### Your objective
Work out how many lines include "Михайловская" and answer with that number only.

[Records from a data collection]
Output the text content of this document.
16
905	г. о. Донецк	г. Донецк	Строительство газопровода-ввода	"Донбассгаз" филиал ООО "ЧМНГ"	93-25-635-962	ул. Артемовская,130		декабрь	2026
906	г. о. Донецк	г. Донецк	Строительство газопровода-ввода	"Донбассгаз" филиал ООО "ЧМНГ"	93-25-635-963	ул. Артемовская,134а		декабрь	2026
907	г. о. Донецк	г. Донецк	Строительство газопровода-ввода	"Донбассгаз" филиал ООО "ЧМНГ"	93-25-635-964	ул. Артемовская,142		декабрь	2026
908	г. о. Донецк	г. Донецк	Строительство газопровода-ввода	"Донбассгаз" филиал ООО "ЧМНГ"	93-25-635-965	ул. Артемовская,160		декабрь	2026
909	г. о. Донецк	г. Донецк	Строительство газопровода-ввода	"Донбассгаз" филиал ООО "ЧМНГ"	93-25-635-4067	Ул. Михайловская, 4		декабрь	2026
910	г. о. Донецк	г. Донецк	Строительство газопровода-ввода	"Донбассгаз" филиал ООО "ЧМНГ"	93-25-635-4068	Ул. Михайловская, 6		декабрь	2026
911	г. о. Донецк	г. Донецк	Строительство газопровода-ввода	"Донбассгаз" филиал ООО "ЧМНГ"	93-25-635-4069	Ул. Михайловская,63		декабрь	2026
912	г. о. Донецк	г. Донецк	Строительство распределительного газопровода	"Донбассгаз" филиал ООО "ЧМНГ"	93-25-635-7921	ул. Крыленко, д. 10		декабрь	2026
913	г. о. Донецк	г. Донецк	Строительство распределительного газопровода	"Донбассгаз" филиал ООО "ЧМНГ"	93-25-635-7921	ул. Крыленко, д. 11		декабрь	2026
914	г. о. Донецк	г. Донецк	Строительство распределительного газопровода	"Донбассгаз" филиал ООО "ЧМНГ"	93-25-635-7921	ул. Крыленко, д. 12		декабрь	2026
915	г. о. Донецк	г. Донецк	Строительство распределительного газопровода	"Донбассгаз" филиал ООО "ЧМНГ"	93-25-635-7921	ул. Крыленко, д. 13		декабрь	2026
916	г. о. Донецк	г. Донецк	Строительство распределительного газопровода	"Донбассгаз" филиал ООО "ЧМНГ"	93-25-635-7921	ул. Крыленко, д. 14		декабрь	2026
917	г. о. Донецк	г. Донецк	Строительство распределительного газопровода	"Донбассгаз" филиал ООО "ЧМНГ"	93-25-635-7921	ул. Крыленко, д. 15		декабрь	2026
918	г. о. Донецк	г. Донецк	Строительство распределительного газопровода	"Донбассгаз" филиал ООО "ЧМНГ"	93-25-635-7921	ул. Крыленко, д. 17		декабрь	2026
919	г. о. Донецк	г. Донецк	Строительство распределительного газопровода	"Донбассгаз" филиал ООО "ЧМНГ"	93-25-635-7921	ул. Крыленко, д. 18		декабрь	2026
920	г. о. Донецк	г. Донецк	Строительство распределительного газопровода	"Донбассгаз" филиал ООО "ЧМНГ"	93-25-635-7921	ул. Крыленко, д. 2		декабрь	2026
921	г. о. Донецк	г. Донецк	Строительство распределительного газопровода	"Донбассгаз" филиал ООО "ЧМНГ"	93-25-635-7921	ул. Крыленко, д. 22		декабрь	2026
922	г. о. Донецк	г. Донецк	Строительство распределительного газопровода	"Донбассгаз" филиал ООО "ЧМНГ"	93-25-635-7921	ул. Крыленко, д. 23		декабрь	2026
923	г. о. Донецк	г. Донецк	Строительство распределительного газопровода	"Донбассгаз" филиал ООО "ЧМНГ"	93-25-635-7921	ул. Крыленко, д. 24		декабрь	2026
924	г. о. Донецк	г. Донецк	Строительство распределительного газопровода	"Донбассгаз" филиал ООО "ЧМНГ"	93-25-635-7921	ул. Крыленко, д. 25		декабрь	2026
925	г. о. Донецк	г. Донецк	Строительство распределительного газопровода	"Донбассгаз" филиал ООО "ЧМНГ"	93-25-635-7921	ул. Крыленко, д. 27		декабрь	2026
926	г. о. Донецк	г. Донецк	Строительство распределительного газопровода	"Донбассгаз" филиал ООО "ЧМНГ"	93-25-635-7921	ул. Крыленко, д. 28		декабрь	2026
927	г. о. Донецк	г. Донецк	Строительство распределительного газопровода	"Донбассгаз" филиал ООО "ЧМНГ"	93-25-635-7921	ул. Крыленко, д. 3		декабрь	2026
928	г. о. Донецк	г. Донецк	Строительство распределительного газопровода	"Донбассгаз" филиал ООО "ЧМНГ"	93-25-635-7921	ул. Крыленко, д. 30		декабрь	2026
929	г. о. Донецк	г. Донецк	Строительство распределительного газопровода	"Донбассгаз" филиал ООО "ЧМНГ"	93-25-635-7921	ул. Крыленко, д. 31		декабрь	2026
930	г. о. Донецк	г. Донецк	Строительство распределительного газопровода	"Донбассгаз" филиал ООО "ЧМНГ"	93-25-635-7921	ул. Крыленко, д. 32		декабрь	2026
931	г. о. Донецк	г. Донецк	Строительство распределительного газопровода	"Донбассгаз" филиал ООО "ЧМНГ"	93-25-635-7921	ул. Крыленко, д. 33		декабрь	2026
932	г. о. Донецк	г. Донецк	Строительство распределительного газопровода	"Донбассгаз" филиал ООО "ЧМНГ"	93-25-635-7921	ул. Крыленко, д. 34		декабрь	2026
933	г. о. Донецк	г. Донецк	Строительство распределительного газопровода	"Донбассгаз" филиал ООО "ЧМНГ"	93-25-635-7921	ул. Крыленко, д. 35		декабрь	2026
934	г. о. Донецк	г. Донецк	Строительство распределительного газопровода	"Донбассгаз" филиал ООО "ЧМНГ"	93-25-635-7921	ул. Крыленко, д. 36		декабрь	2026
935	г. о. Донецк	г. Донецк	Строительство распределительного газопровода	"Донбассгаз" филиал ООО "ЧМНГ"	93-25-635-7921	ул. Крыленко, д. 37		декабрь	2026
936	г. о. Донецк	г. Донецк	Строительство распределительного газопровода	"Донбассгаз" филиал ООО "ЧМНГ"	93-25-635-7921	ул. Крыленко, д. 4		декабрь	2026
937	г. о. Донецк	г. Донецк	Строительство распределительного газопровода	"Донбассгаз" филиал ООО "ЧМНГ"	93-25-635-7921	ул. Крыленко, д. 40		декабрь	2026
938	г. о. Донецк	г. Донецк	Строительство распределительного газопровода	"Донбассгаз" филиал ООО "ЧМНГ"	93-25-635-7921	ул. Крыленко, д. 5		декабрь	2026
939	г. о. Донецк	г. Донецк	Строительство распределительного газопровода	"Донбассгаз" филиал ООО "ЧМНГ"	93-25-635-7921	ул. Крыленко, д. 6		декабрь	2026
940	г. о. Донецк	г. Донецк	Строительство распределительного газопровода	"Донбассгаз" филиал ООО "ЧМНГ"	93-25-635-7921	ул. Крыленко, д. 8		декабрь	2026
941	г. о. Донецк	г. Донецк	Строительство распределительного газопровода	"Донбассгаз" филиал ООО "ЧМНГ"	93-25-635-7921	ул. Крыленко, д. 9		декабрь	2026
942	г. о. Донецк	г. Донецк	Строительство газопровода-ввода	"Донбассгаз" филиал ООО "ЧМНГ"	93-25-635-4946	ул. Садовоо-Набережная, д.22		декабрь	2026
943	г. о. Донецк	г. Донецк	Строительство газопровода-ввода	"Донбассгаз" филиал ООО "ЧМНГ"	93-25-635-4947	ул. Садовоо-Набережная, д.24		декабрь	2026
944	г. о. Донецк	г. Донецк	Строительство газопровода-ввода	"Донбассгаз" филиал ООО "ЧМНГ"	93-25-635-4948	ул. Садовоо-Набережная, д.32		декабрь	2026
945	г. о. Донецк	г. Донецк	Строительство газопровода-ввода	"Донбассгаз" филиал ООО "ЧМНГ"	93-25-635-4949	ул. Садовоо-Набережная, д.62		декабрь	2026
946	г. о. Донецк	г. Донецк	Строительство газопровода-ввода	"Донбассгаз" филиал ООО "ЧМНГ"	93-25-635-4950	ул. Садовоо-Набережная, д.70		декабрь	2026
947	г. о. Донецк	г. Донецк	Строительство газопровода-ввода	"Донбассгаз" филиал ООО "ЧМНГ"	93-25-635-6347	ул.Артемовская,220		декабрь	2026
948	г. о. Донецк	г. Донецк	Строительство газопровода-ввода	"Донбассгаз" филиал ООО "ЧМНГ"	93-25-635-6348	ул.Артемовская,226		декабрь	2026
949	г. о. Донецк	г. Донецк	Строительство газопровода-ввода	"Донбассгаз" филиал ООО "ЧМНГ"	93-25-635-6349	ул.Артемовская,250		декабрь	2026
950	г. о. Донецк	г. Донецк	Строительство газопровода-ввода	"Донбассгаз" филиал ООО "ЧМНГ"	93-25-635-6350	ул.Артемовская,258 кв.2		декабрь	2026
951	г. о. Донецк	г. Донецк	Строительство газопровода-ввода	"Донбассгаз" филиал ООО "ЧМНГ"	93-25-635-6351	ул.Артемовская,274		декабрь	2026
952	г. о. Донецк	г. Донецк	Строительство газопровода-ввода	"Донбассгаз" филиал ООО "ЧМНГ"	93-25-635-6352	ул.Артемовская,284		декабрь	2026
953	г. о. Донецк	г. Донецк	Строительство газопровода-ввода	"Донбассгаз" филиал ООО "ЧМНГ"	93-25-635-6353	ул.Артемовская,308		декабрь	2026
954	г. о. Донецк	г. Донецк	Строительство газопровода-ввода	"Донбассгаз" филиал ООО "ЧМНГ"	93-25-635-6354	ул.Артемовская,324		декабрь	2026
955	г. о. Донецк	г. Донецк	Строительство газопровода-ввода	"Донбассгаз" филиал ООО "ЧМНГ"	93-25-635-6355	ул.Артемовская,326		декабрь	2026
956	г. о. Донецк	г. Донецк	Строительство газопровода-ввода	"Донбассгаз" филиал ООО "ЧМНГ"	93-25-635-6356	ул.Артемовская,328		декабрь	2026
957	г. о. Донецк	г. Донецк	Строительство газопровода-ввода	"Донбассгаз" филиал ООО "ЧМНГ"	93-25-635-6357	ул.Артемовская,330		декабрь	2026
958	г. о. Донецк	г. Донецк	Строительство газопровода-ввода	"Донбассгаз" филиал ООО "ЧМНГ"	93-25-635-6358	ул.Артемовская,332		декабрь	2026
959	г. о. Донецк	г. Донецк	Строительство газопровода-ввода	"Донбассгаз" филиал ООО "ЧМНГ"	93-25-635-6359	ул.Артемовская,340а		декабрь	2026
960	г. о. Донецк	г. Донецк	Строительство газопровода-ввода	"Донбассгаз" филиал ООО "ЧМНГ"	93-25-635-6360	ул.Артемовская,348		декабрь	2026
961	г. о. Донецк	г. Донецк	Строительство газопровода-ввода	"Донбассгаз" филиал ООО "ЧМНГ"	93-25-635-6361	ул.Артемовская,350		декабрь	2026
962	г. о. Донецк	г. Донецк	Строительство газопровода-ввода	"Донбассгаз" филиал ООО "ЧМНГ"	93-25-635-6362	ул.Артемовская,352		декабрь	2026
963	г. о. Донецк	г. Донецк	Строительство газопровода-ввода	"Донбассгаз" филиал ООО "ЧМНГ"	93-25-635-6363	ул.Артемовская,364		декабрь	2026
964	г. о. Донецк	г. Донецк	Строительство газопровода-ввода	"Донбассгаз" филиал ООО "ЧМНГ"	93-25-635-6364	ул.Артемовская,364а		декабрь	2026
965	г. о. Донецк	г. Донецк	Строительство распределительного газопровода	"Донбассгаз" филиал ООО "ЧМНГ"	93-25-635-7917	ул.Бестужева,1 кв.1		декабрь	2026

### Solution
3